Task details – Write the data below out exactly as it stands. Do not include the pictures.

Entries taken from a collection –
□ □ □ □ □ □ □

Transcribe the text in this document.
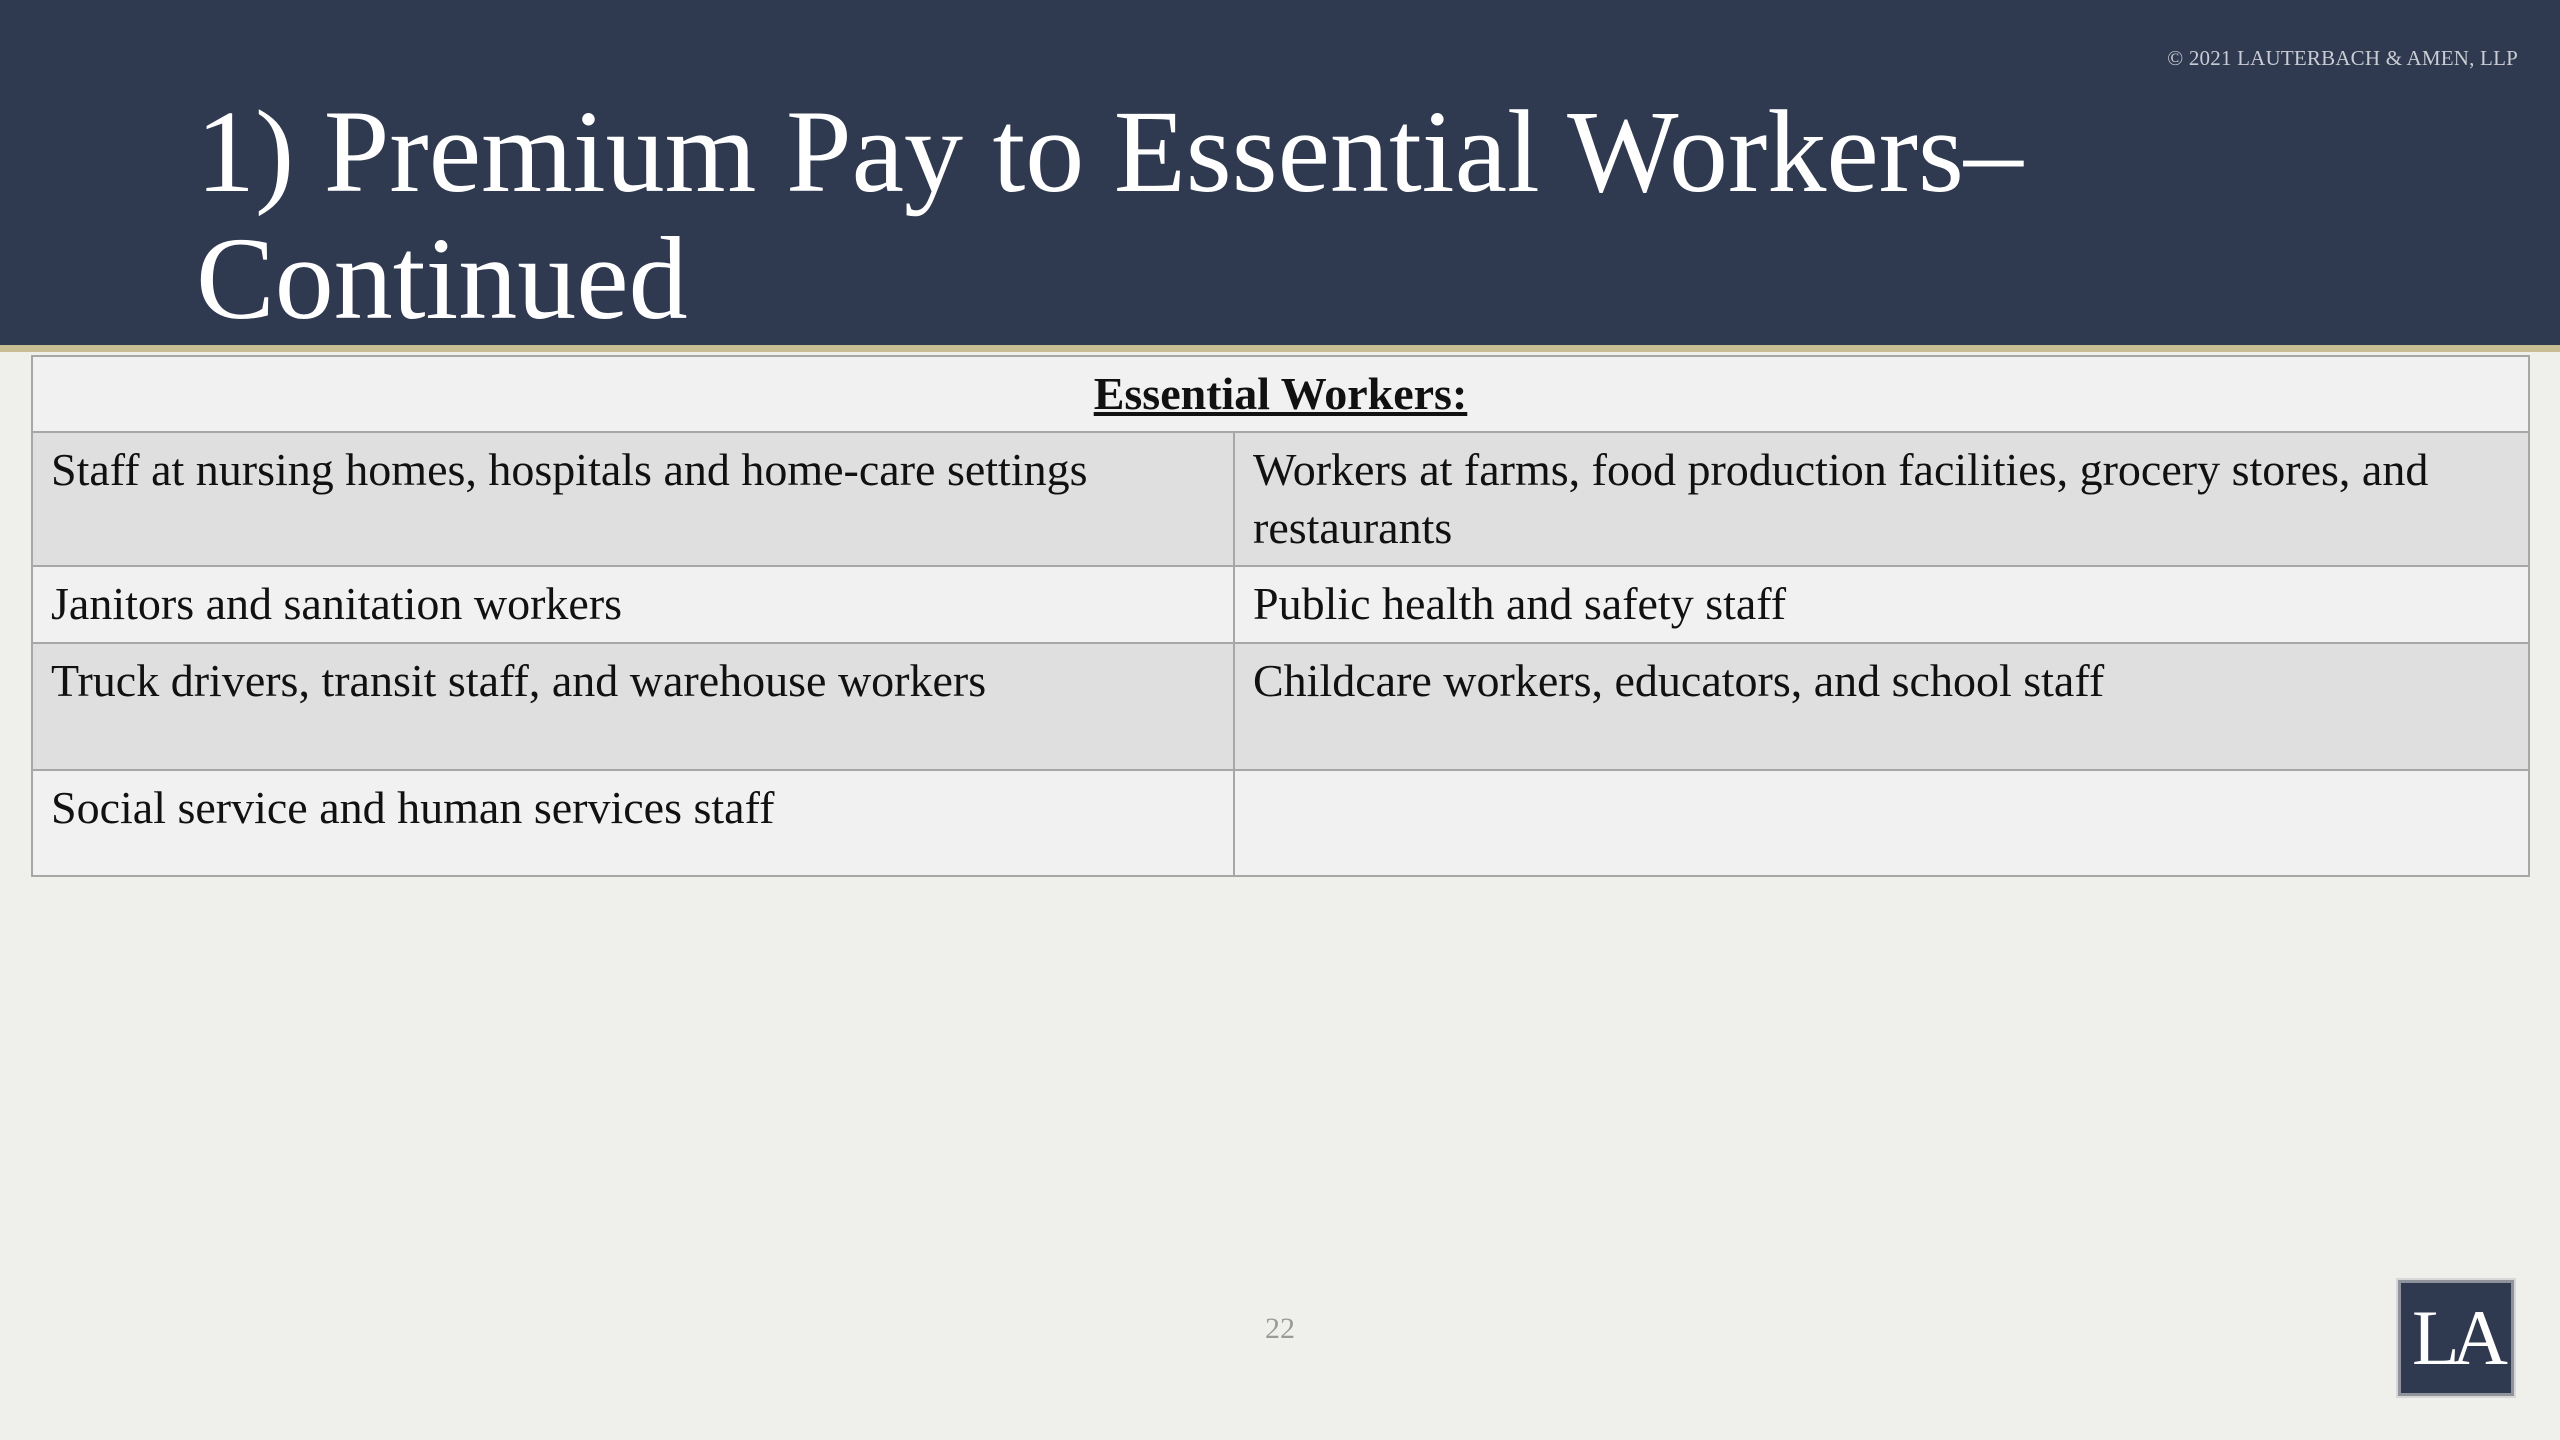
© 2021 LAUTERBACH & AMEN, LLP
1) Premium Pay to Essential Workers–
Continued
Essential Workers:	
Staff at nursing homes, hospitals and home-care settings	Workers at farms, food production facilities, grocery stores, and restaurants
Janitors and sanitation workers	Public health and safety staff
Truck drivers, transit staff, and warehouse workers	Childcare workers, educators, and school staff
Social service and human services staff	
22	LA
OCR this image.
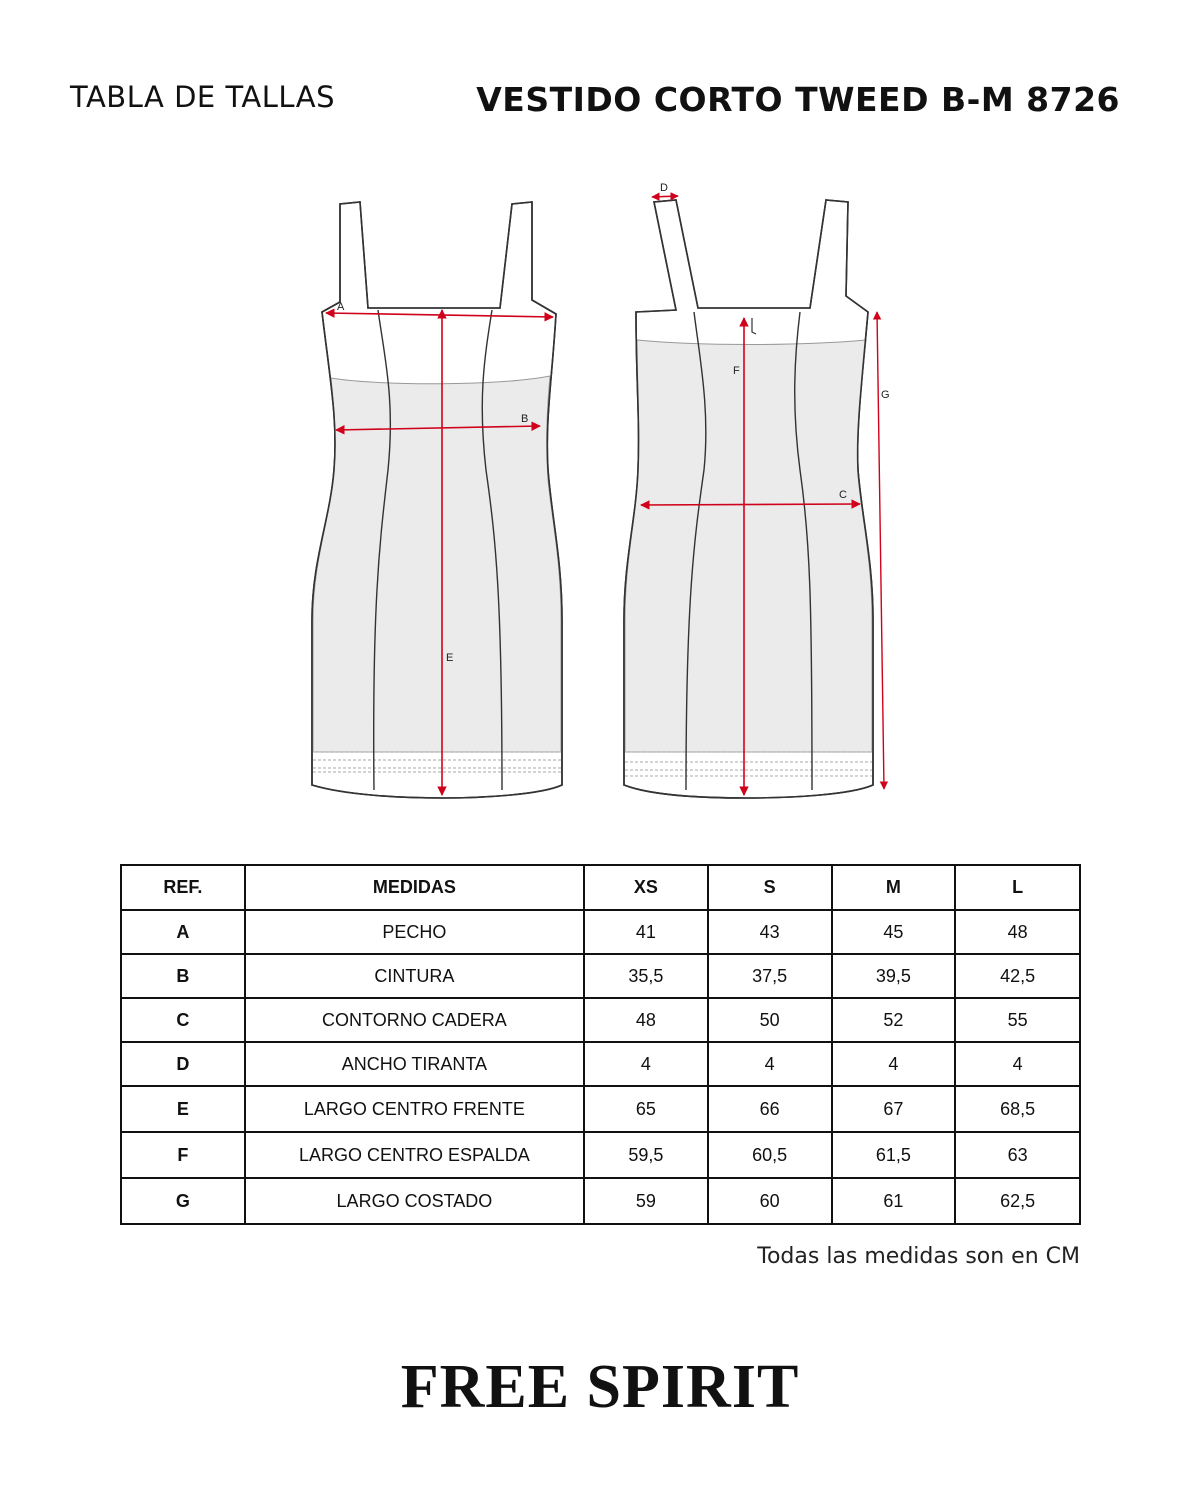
TABLA DE TALLAS	VESTIDO CORTO TWEED B-M 8726
A
B
E
D
F
C
G
REF.	MEDIDAS	XS	S	M	L
A	PECHO	41	43	45	48
B	CINTURA	35,5	37,5	39,5	42,5
C	CONTORNO CADERA	48	50	52	55
D	ANCHO TIRANTA	4	4	4	4
E	LARGO CENTRO FRENTE	65	66	67	68,5
F	LARGO CENTRO ESPALDA	59,5	60,5	61,5	63
G	LARGO COSTADO	59	60	61	62,5
Todas las medidas son en CM
FREE SPIRIT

□ □ □ □ □ □ □

Output –
Transcribe the text in this document.
© 2021 LAUTERBACH & AMEN, LLP
1) Premium Pay to Essential Workers–
Continued
Essential Workers:	
Staff at nursing homes, hospitals and home-care settings	Workers at farms, food production facilities, grocery stores, and restaurants
Janitors and sanitation workers	Public health and safety staff
Truck drivers, transit staff, and warehouse workers	Childcare workers, educators, and school staff
Social service and human services staff	
22	LA
OCR this image.
TABLA DE TALLAS	VESTIDO CORTO TWEED B-M 8726
A
B
E
D
F
C
G
REF.	MEDIDAS	XS	S	M	L
A	PECHO	41	43	45	48
B	CINTURA	35,5	37,5	39,5	42,5
C	CONTORNO CADERA	48	50	52	55
D	ANCHO TIRANTA	4	4	4	4
E	LARGO CENTRO FRENTE	65	66	67	68,5
F	LARGO CENTRO ESPALDA	59,5	60,5	61,5	63
G	LARGO COSTADO	59	60	61	62,5
Todas las medidas son en CM
FREE SPIRIT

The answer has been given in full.